- **What you need to do**
Nothing should be left out: output all of the entries exactly.

- **Dataset extract**
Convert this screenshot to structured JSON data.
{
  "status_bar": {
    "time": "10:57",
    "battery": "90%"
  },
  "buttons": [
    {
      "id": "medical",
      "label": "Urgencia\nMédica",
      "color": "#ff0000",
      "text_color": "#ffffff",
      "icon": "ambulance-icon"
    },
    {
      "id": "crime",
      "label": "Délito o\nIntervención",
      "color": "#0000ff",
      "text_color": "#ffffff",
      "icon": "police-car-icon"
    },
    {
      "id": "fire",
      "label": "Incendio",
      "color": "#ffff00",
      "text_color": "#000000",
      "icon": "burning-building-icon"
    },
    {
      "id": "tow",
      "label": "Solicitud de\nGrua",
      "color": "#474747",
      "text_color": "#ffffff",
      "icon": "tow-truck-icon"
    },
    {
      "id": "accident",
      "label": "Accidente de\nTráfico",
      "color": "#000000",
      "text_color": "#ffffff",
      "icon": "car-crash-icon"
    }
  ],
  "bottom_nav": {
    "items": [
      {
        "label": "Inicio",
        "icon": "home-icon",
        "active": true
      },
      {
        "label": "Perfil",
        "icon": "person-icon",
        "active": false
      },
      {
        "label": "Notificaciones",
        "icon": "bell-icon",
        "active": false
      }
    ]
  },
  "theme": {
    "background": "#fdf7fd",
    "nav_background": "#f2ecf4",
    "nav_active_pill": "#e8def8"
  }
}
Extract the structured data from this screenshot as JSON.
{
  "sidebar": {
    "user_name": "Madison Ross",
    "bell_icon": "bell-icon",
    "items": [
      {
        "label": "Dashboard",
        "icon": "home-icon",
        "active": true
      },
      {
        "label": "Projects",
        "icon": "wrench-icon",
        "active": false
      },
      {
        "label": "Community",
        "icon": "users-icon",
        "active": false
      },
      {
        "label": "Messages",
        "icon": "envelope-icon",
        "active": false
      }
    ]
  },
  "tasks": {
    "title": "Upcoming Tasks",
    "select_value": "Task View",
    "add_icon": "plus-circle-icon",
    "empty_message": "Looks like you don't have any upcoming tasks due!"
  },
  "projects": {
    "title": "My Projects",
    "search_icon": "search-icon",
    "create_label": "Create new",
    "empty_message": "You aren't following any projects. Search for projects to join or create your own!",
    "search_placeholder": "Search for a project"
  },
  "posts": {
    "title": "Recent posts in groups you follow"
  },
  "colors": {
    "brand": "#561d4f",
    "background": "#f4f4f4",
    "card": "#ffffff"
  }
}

- **Reply to the exercise**
Convert this screenshot to structured JSON data.
{
  "status_bar": {
    "time": "10:57",
    "battery": "90%"
  },
  "buttons": [
    {
      "id": "medical",
      "label": "Urgencia\nMédica",
      "color": "#ff0000",
      "text_color": "#ffffff",
      "icon": "ambulance-icon"
    },
    {
      "id": "crime",
      "label": "Délito o\nIntervención",
      "color": "#0000ff",
      "text_color": "#ffffff",
      "icon": "police-car-icon"
    },
    {
      "id": "fire",
      "label": "Incendio",
      "color": "#ffff00",
      "text_color": "#000000",
      "icon": "burning-building-icon"
    },
    {
      "id": "tow",
      "label": "Solicitud de\nGrua",
      "color": "#474747",
      "text_color": "#ffffff",
      "icon": "tow-truck-icon"
    },
    {
      "id": "accident",
      "label": "Accidente de\nTráfico",
      "color": "#000000",
      "text_color": "#ffffff",
      "icon": "car-crash-icon"
    }
  ],
  "bottom_nav": {
    "items": [
      {
        "label": "Inicio",
        "icon": "home-icon",
        "active": true
      },
      {
        "label": "Perfil",
        "icon": "person-icon",
        "active": false
      },
      {
        "label": "Notificaciones",
        "icon": "bell-icon",
        "active": false
      }
    ]
  },
  "theme": {
    "background": "#fdf7fd",
    "nav_background": "#f2ecf4",
    "nav_active_pill": "#e8def8"
  }
}
Extract the structured data from this screenshot as JSON.
{
  "sidebar": {
    "user_name": "Madison Ross",
    "bell_icon": "bell-icon",
    "items": [
      {
        "label": "Dashboard",
        "icon": "home-icon",
        "active": true
      },
      {
        "label": "Projects",
        "icon": "wrench-icon",
        "active": false
      },
      {
        "label": "Community",
        "icon": "users-icon",
        "active": false
      },
      {
        "label": "Messages",
        "icon": "envelope-icon",
        "active": false
      }
    ]
  },
  "tasks": {
    "title": "Upcoming Tasks",
    "select_value": "Task View",
    "add_icon": "plus-circle-icon",
    "empty_message": "Looks like you don't have any upcoming tasks due!"
  },
  "projects": {
    "title": "My Projects",
    "search_icon": "search-icon",
    "create_label": "Create new",
    "empty_message": "You aren't following any projects. Search for projects to join or create your own!",
    "search_placeholder": "Search for a project"
  },
  "posts": {
    "title": "Recent posts in groups you follow"
  },
  "colors": {
    "brand": "#561d4f",
    "background": "#f4f4f4",
    "card": "#ffffff"
  }
}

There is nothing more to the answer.